### RECORD EXTRACTS
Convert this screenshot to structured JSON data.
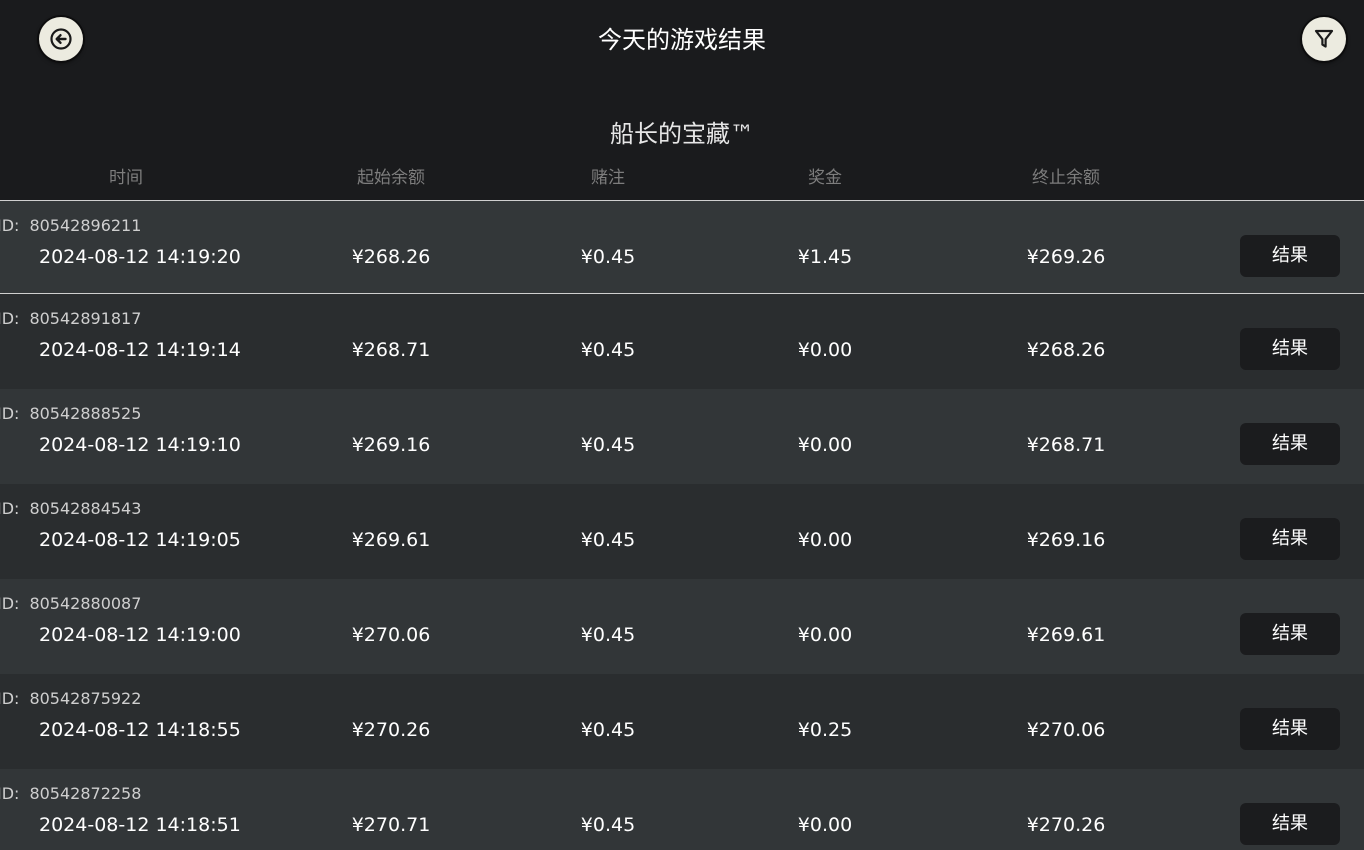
{
  "header": {
    "title": "今天的游戏结果",
    "back_icon": "back-arrow-icon",
    "filter_icon": "filter-funnel-icon"
  },
  "game": {
    "name": "船长的宝藏™"
  },
  "columns": {
    "time": "时间",
    "start_balance": "起始余额",
    "bet": "赌注",
    "bonus": "奖金",
    "end_balance": "终止余额"
  },
  "id_label": "ID:",
  "result_label": "结果",
  "rows": [
    {
      "id": "80542896211",
      "time": "2024-08-12 14:19:20",
      "start": "¥268.26",
      "bet": "¥0.45",
      "bonus": "¥1.45",
      "end": "¥269.26"
    },
    {
      "id": "80542891817",
      "time": "2024-08-12 14:19:14",
      "start": "¥268.71",
      "bet": "¥0.45",
      "bonus": "¥0.00",
      "end": "¥268.26"
    },
    {
      "id": "80542888525",
      "time": "2024-08-12 14:19:10",
      "start": "¥269.16",
      "bet": "¥0.45",
      "bonus": "¥0.00",
      "end": "¥268.71"
    },
    {
      "id": "80542884543",
      "time": "2024-08-12 14:19:05",
      "start": "¥269.61",
      "bet": "¥0.45",
      "bonus": "¥0.00",
      "end": "¥269.16"
    },
    {
      "id": "80542880087",
      "time": "2024-08-12 14:19:00",
      "start": "¥270.06",
      "bet": "¥0.45",
      "bonus": "¥0.00",
      "end": "¥269.61"
    },
    {
      "id": "80542875922",
      "time": "2024-08-12 14:18:55",
      "start": "¥270.26",
      "bet": "¥0.45",
      "bonus": "¥0.25",
      "end": "¥270.06"
    },
    {
      "id": "80542872258",
      "time": "2024-08-12 14:18:51",
      "start": "¥270.71",
      "bet": "¥0.45",
      "bonus": "¥0.00",
      "end": "¥270.26"
    }
  ],
  "colors": {
    "background": "#1a1b1d",
    "row": "#2a2d2f",
    "row_alt": "#323638",
    "button": "#1b1c1e",
    "icon_button": "#ecebe0"
  }
}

### DO THIS
Lines holding the word "time" should be counted across the entries; state only how many there are.

### RESULT OF THIS EXERCISE
8